▸ DIRECTIONS
Copy out all lines where "sehingga" appears.

Dataset items:
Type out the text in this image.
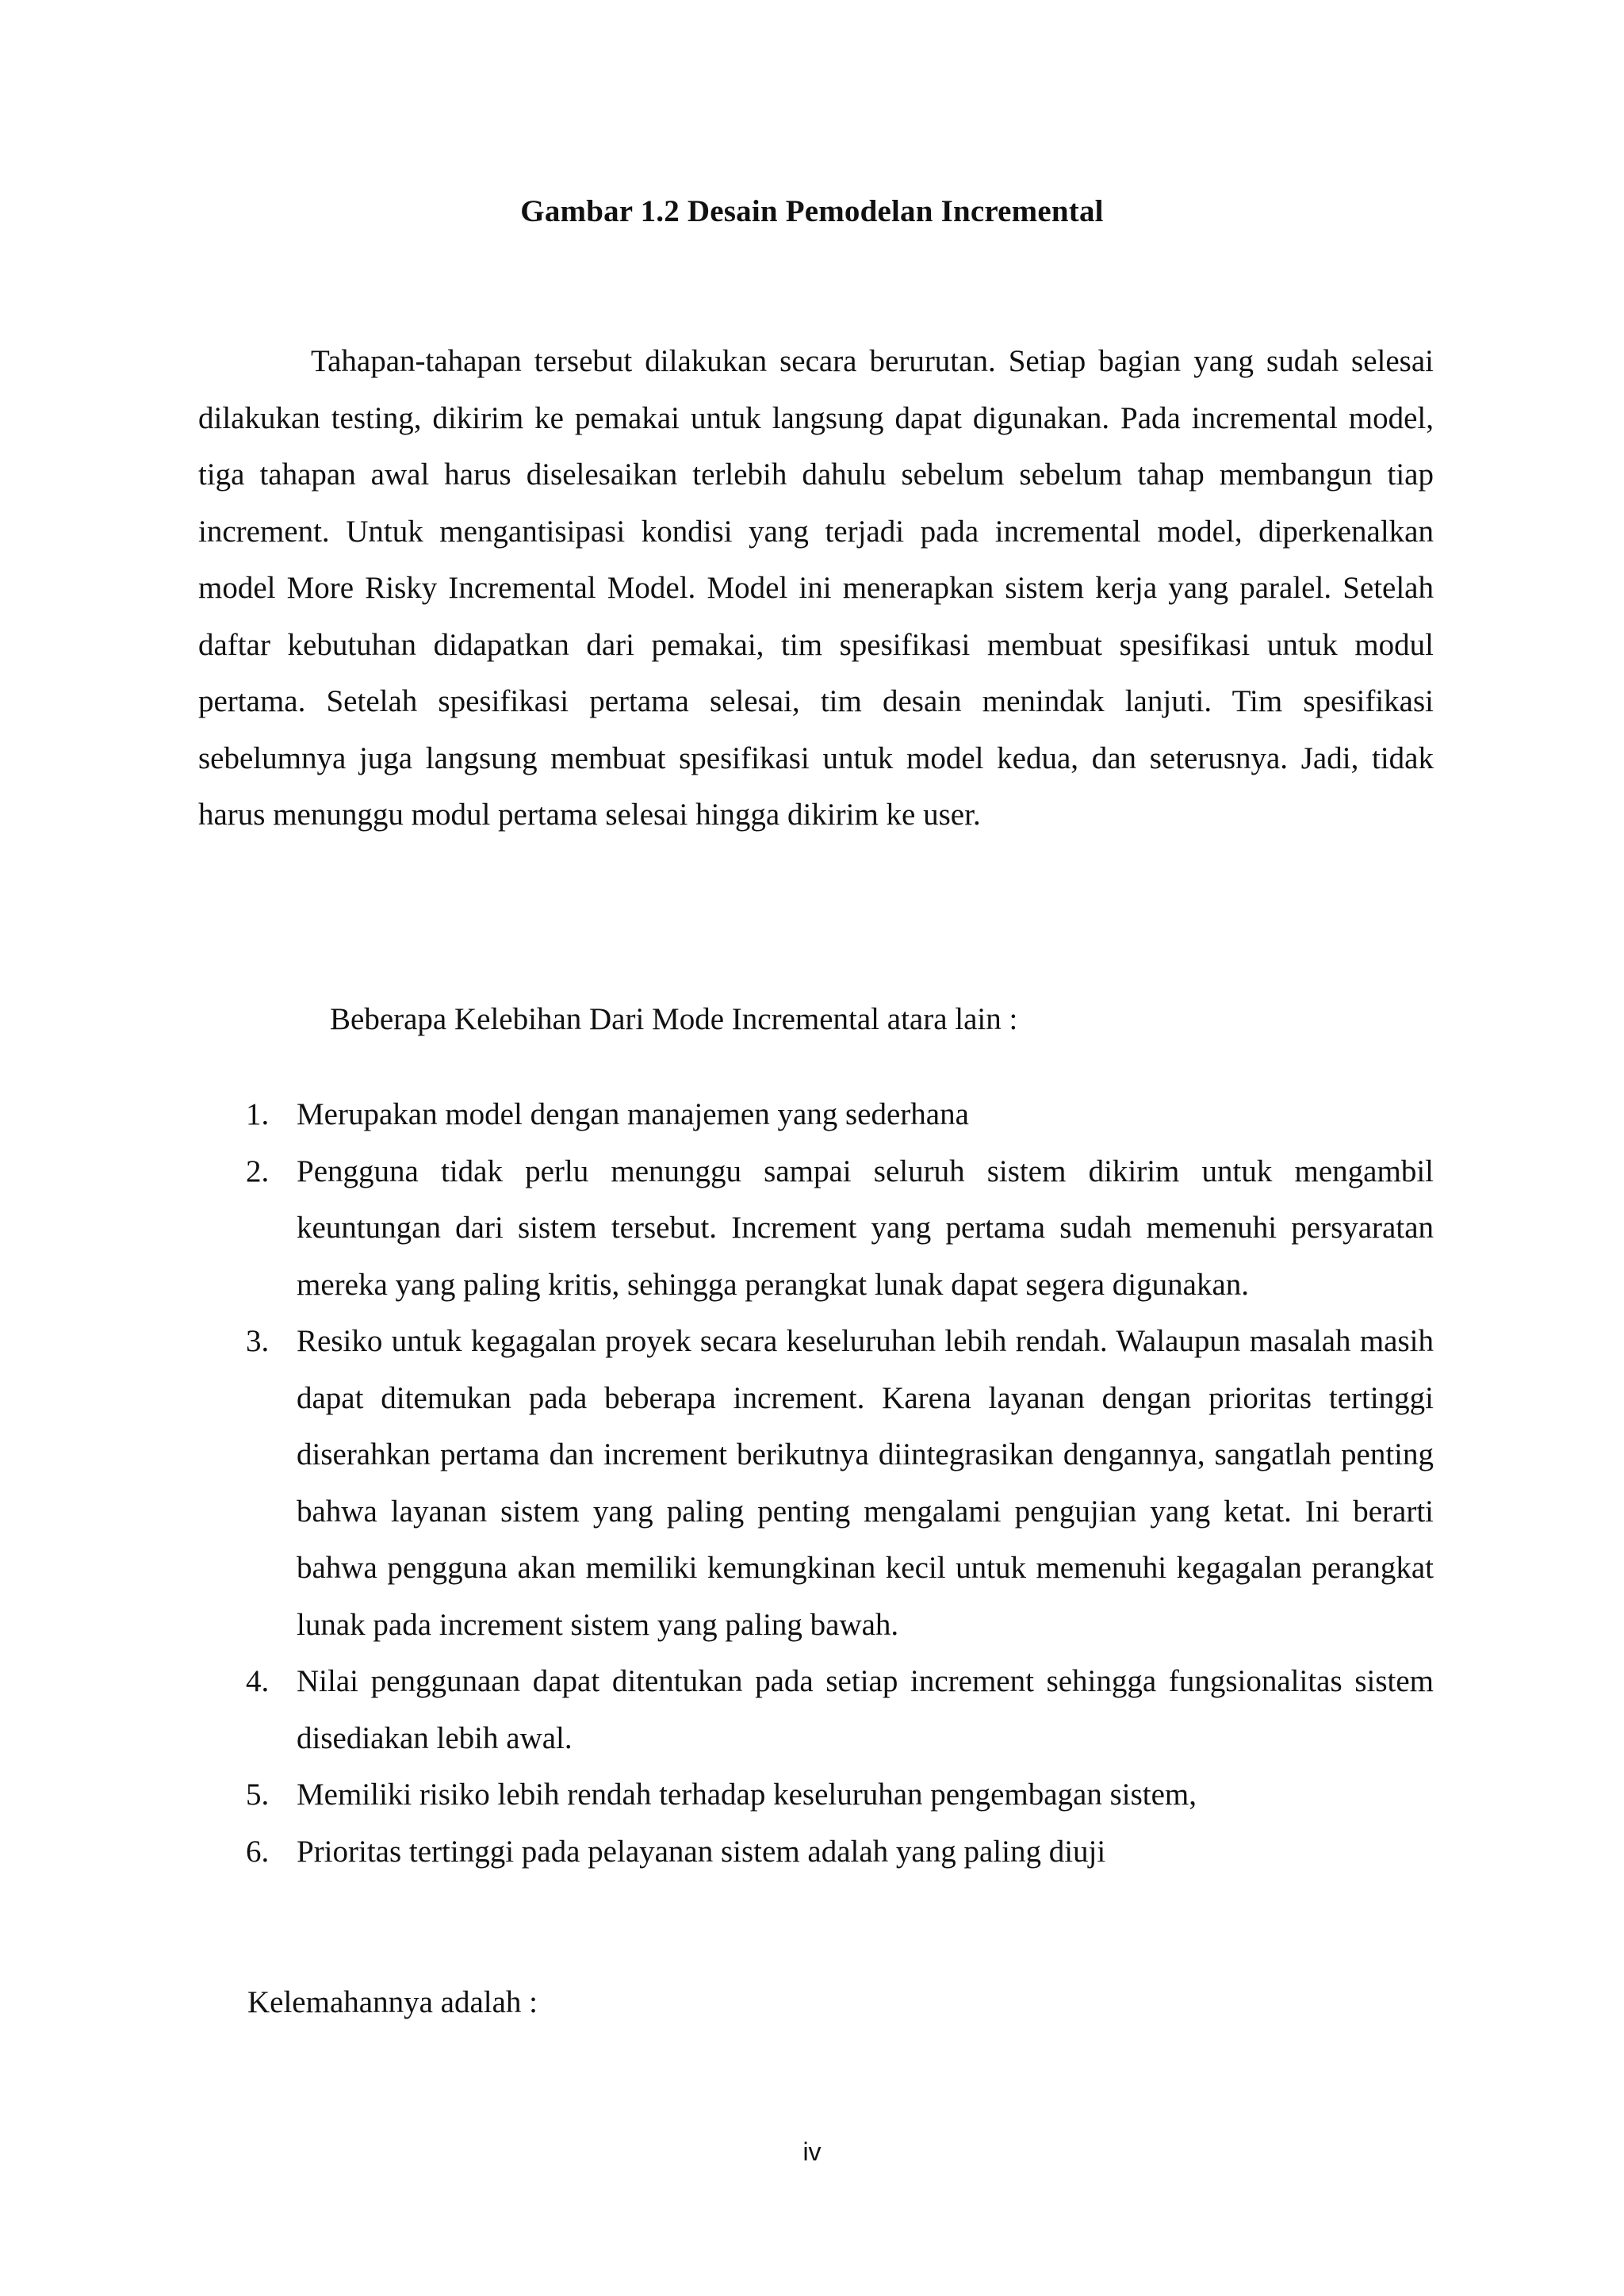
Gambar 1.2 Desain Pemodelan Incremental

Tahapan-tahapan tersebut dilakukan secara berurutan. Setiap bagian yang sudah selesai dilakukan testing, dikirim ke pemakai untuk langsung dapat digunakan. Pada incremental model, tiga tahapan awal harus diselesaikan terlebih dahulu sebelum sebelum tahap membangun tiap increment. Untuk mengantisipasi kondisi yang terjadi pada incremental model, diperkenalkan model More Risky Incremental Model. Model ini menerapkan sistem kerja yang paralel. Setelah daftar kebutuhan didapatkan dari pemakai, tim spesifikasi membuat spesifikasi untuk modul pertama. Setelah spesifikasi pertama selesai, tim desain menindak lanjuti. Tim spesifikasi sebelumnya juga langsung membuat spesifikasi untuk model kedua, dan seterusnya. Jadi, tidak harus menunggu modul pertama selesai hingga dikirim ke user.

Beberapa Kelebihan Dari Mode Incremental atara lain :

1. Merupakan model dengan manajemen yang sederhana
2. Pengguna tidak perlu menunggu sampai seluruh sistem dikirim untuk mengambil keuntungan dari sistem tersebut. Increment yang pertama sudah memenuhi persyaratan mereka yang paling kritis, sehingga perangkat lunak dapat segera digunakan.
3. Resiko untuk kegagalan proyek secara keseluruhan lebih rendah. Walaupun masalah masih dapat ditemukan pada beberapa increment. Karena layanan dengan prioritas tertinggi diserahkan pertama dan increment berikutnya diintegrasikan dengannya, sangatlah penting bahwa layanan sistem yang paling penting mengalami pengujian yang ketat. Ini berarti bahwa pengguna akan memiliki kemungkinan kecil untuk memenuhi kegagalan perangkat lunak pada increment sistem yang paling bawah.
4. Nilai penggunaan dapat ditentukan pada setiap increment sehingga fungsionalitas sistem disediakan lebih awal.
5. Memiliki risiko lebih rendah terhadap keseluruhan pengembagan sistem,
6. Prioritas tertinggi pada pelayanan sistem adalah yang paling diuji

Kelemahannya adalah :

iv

▸ ANSWER TO THIS EXERCISE
2. Pengguna tidak perlu menunggu sampai seluruh sistem dikirim untuk mengambil keuntungan dari sistem tersebut. Increment yang pertama sudah memenuhi persyaratan mereka yang paling kritis, sehingga perangkat lunak dapat segera digunakan.
4. Nilai penggunaan dapat ditentukan pada setiap increment sehingga fungsionalitas sistem disediakan lebih awal.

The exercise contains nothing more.